START

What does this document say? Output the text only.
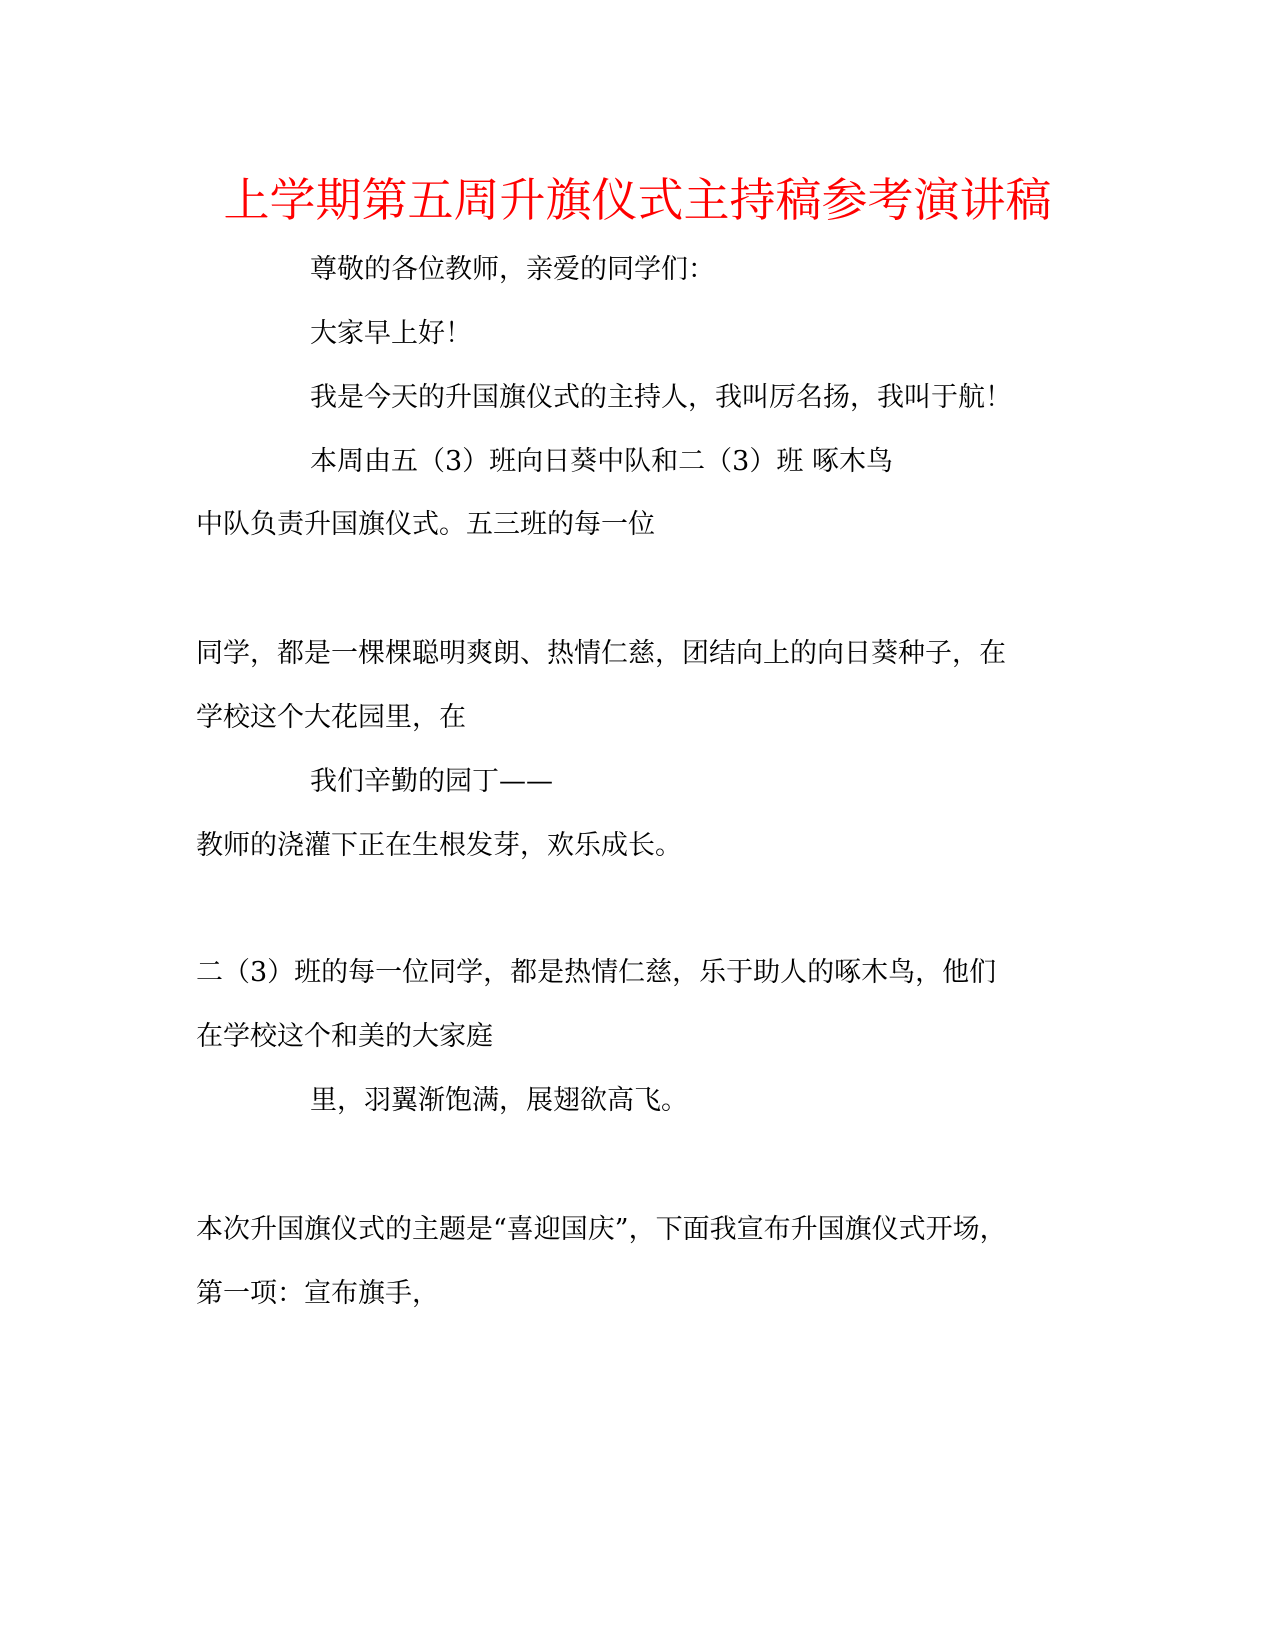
上学期第五周升旗仪式主持稿参考演讲稿
尊敬的各位教师，亲爱的同学们：
大家早上好！
我是今天的升国旗仪式的主持人，我叫厉名扬，我叫于航！
本周由五（3）班向日葵中队和二（3）班 啄木鸟
中队负责升国旗仪式。五三班的每一位
同学，都是一棵棵聪明爽朗、热情仁慈，团结向上的向日葵种子，在
学校这个大花园里，在
我们辛勤的园丁——
教师的浇灌下正在生根发芽，欢乐成长。
二（3）班的每一位同学，都是热情仁慈，乐于助人的啄木鸟，他们
在学校这个和美的大家庭
里，羽翼渐饱满，展翅欲高飞。
本次升国旗仪式的主题是“喜迎国庆”，下面我宣布升国旗仪式开场，
第一项：宣布旗手，
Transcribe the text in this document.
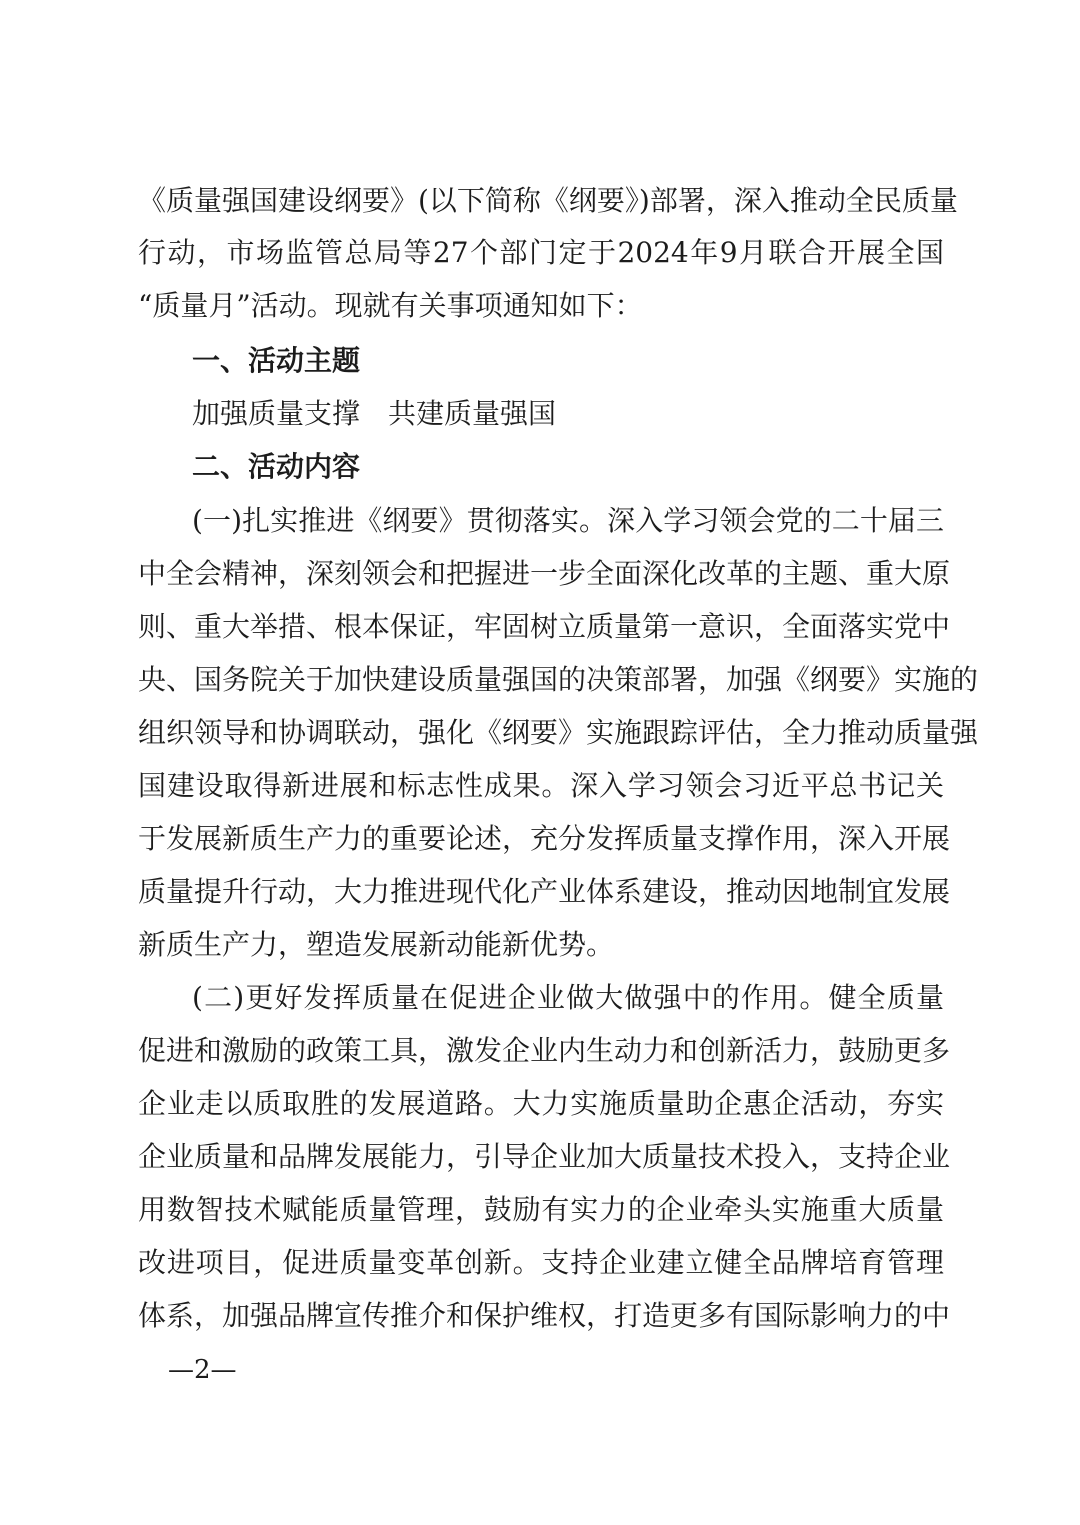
《质量强国建设纲要》(以下简称《纲要》)部署，深入推动全民质量
行动，市场监管总局等27个部门定于2024年9月联合开展全国
“质量月”活动。现就有关事项通知如下：
一、活动主题
加强质量支撑　共建质量强国
二、活动内容
(一)扎实推进《纲要》贯彻落实。深入学习领会党的二十届三
中全会精神，深刻领会和把握进一步全面深化改革的主题、重大原
则、重大举措、根本保证，牢固树立质量第一意识，全面落实党中
央、国务院关于加快建设质量强国的决策部署，加强《纲要》实施的
组织领导和协调联动，强化《纲要》实施跟踪评估，全力推动质量强
国建设取得新进展和标志性成果。深入学习领会习近平总书记关
于发展新质生产力的重要论述，充分发挥质量支撑作用，深入开展
质量提升行动，大力推进现代化产业体系建设，推动因地制宜发展
新质生产力，塑造发展新动能新优势。
(二)更好发挥质量在促进企业做大做强中的作用。健全质量
促进和激励的政策工具，激发企业内生动力和创新活力，鼓励更多
企业走以质取胜的发展道路。大力实施质量助企惠企活动，夯实
企业质量和品牌发展能力，引导企业加大质量技术投入，支持企业
用数智技术赋能质量管理，鼓励有实力的企业牵头实施重大质量
改进项目，促进质量变革创新。支持企业建立健全品牌培育管理
体系，加强品牌宣传推介和保护维权，打造更多有国际影响力的中
—2—
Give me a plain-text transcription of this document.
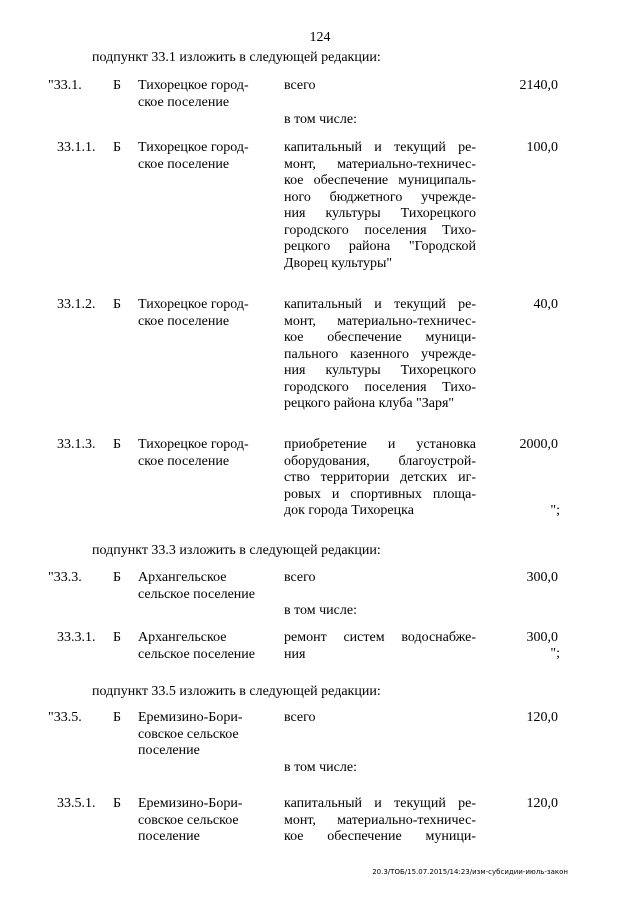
124
подпункт 33.1 изложить в следующей редакции:
"33.1.	Б	Тихорецкое город-
ское поселение
всего	2140,0
в том числе:
33.1.1.	Б	Тихорецкое город-
ское поселение
капитальный и текущий ре-
монт, материально-техничес-
кое обеспечение муниципаль-
ного бюджетного учрежде-
ния культуры Тихорецкого
городского поселения Тихо-
рецкого района "Городской
Дворец культуры"
100,0
33.1.2.	Б	Тихорецкое город-
ское поселение
капитальный и текущий ре-
монт, материально-техничес-
кое обеспечение муници-
пального казенного учрежде-
ния культуры Тихорецкого
городского поселения Тихо-
рецкого района клуба "Заря"
40,0
33.1.3.	Б	Тихорецкое город-
ское поселение
приобретение и установка
оборудования, благоустрой-
ство территории детских иг-
ровых и спортивных площа-
док города Тихорецка
2000,0
";
подпункт 33.3 изложить в следующей редакции:
"33.3.	Б	Архангельское
сельское поселение
всего	300,0
в том числе:
33.3.1.	Б	Архангельское
сельское поселение
ремонт систем водоснабже-
ния
300,0
";
подпункт 33.5 изложить в следующей редакции:
"33.5.	Б	Еремизино-Бори-
совское сельское
поселение
всего	120,0
в том числе:
33.5.1.	Б	Еремизино-Бори-
совское сельское
поселение
капитальный и текущий ре-
монт, материально-техничес-
кое обеспечение муници-
120,0
20.3/ТОБ/15.07.2015/14:23/изм-субсидии-июль-закон
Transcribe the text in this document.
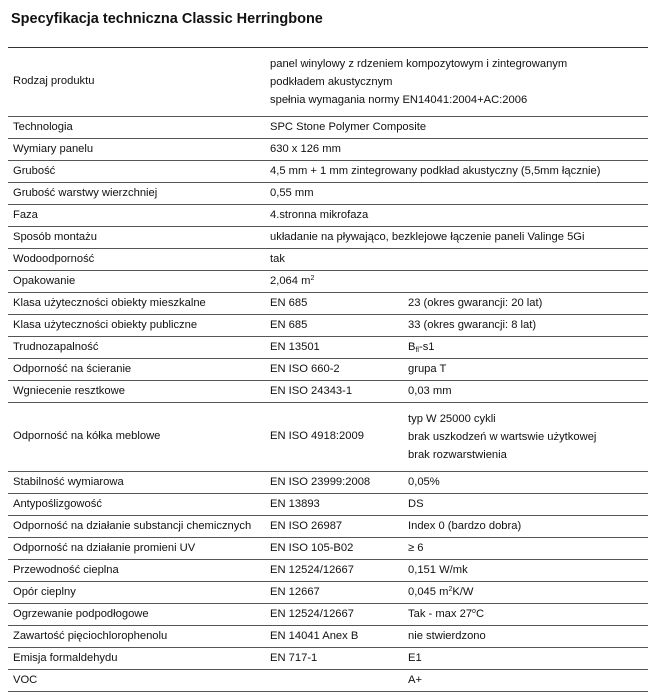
Specyfikacja techniczna Classic Herringbone
Rodzaj produktu	panel winylowy z rdzeniem kompozytowym i zintegrowanym
podkładem akustycznym
spełnia wymagania normy EN14041:2004+AC:2006	

Technologia	SPC Stone Polymer Composite	
Wymiary panelu	630 x 126 mm	
Grubość	4,5 mm + 1 mm zintegrowany podkład akustyczny (5,5mm łącznie)	
Grubość warstwy wierzchniej	0,55 mm	
Faza	4.stronna mikrofaza	
Sposób montażu	układanie na pływająco, bezklejowe łączenie paneli Valinge 5Gi	
Wodoodporność	tak	
Opakowanie	2,064 $m^2$
Klasa użyteczności obiekty mieszkalne	EN 685	23 (okres gwarancji: 20 lat)
Klasa użyteczności obiekty publiczne	EN 685	33 (okres gwarancji: 8 lat)
Trudnozapalność	EN 13501	$B_{fl}-s1$
Odporność na ścieranie	EN ISO 660-2	grupa T
Wgniecenie resztkowe	EN ISO 24343-1	0,03 mm
Odporność na kółka meblowe	EN ISO 4918:2009	typ W 25000 cykli
brak uszkodzeń w wartswie użytkowej
brak rozwarstwienia

Stabilność wymiarowa	EN ISO 23999:2008	0,05%
Antypoślizgowość	EN 13893	DS
Odporność na działanie substancji chemicznych	EN ISO 26987	Index 0 (bardzo dobra)
Odporność na działanie promieni UV	EN ISO 105-B02	≥ 6
Przewodność cieplna	EN 12524/12667	0,151 W/mk
Opór cieplny	EN 12667	0,045 $m^2K/W$
Ogrzewanie podpodłogowe	EN 12524/12667	Tak - max 27$^o$C
Zawartość pięciochlorophenolu	EN 14041 Anex B	nie stwierdzono
Emisja formaldehydu	EN 717-1	E1
VOC		A+
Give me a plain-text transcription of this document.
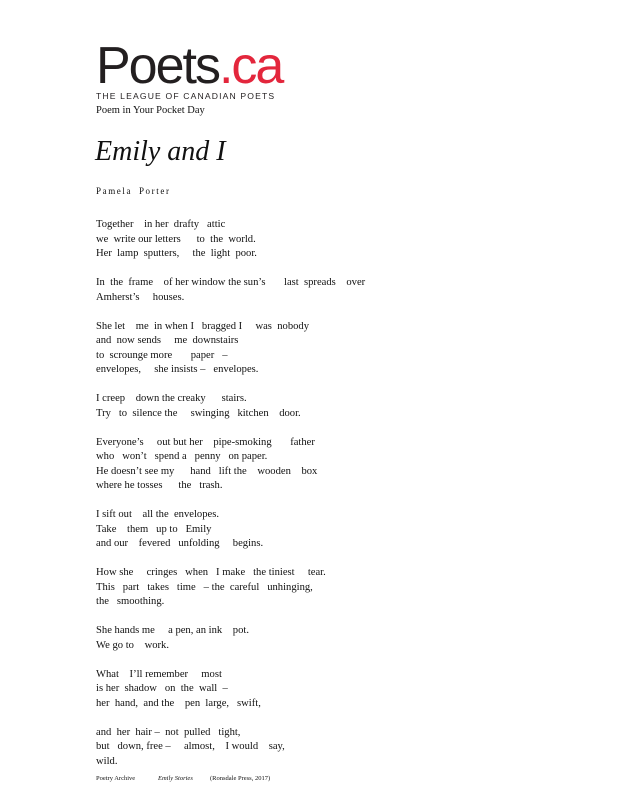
Poets.ca
THE LEAGUE OF CANADIAN POETS
Poem in Your Pocket Day
Emily and I
Pamela Porter
Together    in her  drafty   attic
we  write our letters      to  the  world.
Her  lamp  sputters,     the  light  poor.
In  the  frame    of her window the sun’s       last  spreads    over
Amherst’s     houses.
She let    me  in when I   bragged I     was  nobody
and  now sends     me  downstairs
to  scrounge more       paper   –
envelopes,     she insists –   envelopes.
I creep    down the creaky      stairs.
Try   to  silence the     swinging   kitchen    door.
Everyone’s     out but her    pipe-smoking       father
who   won’t   spend a   penny   on paper.
He doesn’t see my      hand   lift the    wooden    box
where he tosses      the   trash.
I sift out    all the  envelopes.
Take    them   up to   Emily
and our    fevered   unfolding     begins.
How she     cringes   when   I make   the tiniest     tear.
This   part   takes   time   – the  careful   unhinging,
the   smoothing.
She hands me     a pen, an ink    pot.
We go to    work.
What    I’ll remember     most
is her  shadow   on  the  wall  –
her  hand,  and the    pen  large,   swift,
and  her  hair –  not  pulled   tight,
but   down, free –     almost,    I would    say,
wild.
Poetry Archive	Emily Stories	(Ronsdale Press, 2017)
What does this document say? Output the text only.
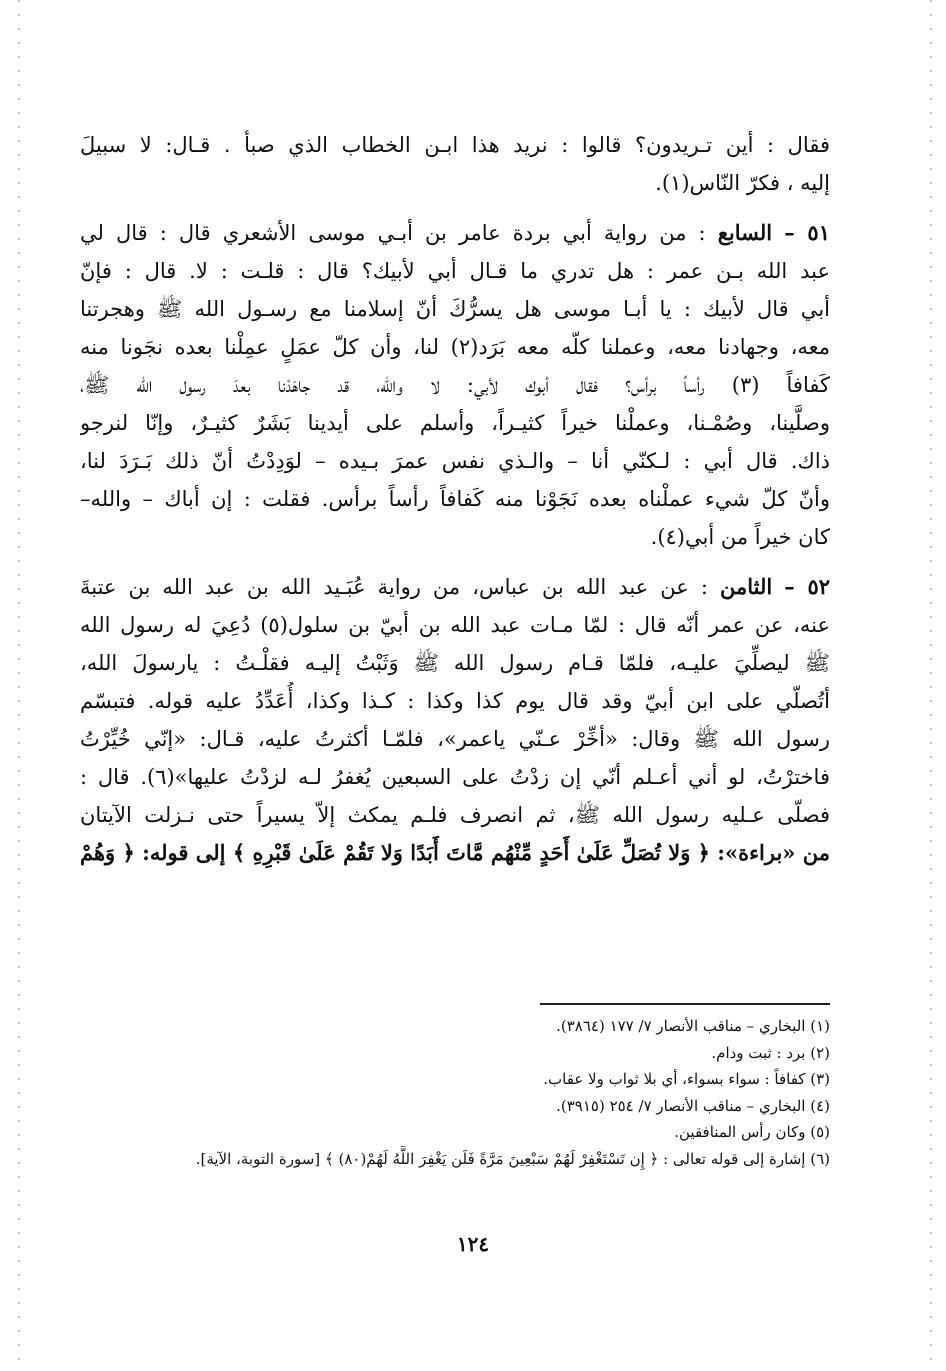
فقال : أين تـريدون؟ قالوا : نريد هذا ابـن الخطاب الذي صبأ . قـال: لا سبيلَ
إليه ، فكرّ النّاس(١).
٥١ – السابع : من رواية أبي بردة عامر بن أبـي موسى الأشعري قال : قال لي
عبد الله بـن عمر : هل تدري ما قـال أبي لأبيك؟ قال : قلـت : لا. قال : فإنّ
أبي قال لأبيك : يا أبـا موسى هل يسرُّكَ أنّ إسلامنا مع رسـول الله ﷺ وهجرتنا
معه، وجهادنا معه، وعملنا كلّه معه بَرَد(٢) لنا، وأن كلّ عمَلٍ عمِلْنا بعده نجَونا منه
كَفافاً (٣) رأساً برأس؟ فقال أبوك لأبي: لا والله، قد جاهَدْنا بعدَ رسول الله ﷺ،
وصلَّينا، وصُمْـنا، وعملْنا خيراً كثيـراً، وأسلم على أيدينا بَشَرٌ كثيـرٌ، وإنّا لنرجو
ذاك. قال أبي : لـكنّي أنا – والـذي نفس عمرَ بـيده – لوَدِدْتُ أنّ ذلك بَـرَدَ لنا،
وأنّ كلّ شيء عملْناه بعده نَجَوْنا منه كَفافاً رأساً برأس. فقلت : إن أباك – والله–
كان خيراً من أبي(٤).
٥٢ – الثامن : عن عبد الله بن عباس، من رواية عُبَـيد الله بن عبد الله بن عتبةَ
عنه، عن عمر أنّه قال : لمّا مـات عبد الله بن أبيّ بن سلول(٥) دُعِيَ له رسول الله
ﷺ ليصلِّيَ عليـه، فلمّا قـام رسول الله ﷺ وَثَبْتُ إليـه فقلْـتُ : يارسولَ الله،
أتُصلّي على ابن أبيّ وقد قال يوم كذا وكذا : كـذا وكذا، أُعَدِّدُ عليه قوله. فتبسّم
رسول الله ﷺ وقال: «أخِّرْ عـنّي ياعمر»، فلمّـا أكثرتُ عليه، قـال: «إنّي خُيِّرْتُ
فاخترْتُ، لو أني أعـلم أنّي إن زدْتُ على السبعين يُغفرُ لـه لزدْتُ عليها»(٦). قال :
فصلّى عـليه رسول الله ﷺ، ثم انصرف فلـم يمكث إلاّ يسيراً حتى نـزلت الآيتان
من «براءة»: ﴿ وَلا تُصَلِّ عَلَىٰ أَحَدٍ مِّنْهُم مَّاتَ أَبَدًا وَلا تَقُمْ عَلَىٰ قَبْرِهِ ﴾ إلى قوله: ﴿ وَهُمْ
(١) البخاري – مناقب الأنصار ٧/ ١٧٧ (٣٨٦٤).
(٢) برد : ثبت ودام.
(٣) كفافاً : سواء بسواء، أي بلا ثواب ولا عقاب.
(٤) البخاري – مناقب الأنصار ٧/ ٢٥٤ (٣٩١٥).
(٥) وكان رأس المنافقين.
(٦) إشارة إلى قوله تعالى : ﴿ إِن تَسْتَغْفِرْ لَهُمْ سَبْعِينَ مَرَّةً فَلَن يَغْفِرَ اللَّهُ لَهُمْ(٨٠) ﴾ [سورة التوبة، الآية].
١٢٤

END

WHAT YOU WILL DO
Extract every line from the records above that contains the word "موسى".

CORRECT ANSWER
٥١ – السابع : من رواية أبي بردة عامر بن أبـي موسى الأشعري قال : قال لي
أبي قال لأبيك : يا أبـا موسى هل يسرُّكَ أنّ إسلامنا مع رسـول الله ﷺ وهجرتنا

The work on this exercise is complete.